Stored data entries:
■ ■ ■ ■ ■ ■ ■
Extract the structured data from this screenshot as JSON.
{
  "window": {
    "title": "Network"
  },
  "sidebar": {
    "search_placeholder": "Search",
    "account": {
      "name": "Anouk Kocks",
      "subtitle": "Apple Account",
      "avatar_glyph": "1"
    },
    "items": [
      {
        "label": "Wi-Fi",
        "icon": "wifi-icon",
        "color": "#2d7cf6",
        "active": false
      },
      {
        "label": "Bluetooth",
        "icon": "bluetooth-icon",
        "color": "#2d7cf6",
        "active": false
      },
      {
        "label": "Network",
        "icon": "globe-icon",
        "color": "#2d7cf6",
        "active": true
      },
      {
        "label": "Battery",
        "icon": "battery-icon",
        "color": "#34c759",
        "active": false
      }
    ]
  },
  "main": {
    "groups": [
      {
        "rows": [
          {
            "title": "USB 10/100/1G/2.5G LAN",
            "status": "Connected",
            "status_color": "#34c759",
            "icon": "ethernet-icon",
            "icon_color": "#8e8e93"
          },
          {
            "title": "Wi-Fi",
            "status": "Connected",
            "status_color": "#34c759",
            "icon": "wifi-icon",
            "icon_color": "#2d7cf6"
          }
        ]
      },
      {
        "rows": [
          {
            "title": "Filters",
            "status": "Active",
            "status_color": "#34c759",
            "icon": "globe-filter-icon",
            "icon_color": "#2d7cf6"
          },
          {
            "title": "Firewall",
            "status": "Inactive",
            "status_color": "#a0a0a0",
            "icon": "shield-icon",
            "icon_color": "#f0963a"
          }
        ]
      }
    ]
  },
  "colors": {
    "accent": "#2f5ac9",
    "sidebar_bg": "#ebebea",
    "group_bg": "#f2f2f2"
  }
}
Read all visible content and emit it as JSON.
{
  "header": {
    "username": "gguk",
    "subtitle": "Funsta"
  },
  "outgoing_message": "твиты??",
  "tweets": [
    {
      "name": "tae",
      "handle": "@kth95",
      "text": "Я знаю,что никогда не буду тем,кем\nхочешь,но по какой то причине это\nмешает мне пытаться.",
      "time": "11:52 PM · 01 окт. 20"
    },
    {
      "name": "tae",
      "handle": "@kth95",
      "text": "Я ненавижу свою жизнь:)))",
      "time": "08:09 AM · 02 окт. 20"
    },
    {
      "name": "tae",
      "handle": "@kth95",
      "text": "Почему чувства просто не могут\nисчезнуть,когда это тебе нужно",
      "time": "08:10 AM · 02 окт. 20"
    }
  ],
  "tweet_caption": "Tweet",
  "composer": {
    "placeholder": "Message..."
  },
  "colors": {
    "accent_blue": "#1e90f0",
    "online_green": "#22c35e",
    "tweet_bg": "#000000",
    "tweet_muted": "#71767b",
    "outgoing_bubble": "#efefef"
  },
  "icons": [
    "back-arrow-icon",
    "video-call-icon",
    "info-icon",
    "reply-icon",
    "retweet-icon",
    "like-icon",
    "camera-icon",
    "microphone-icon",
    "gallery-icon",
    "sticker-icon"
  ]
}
■ ■ ■ ■ ■ ■ ■
**PROBLEM TO WORK ON**
List all lines in the material containing the string "JSON".

**RESULT FOR THIS TASK**
Extract the structured data from this screenshot as JSON.
Read all visible content and emit it as JSON.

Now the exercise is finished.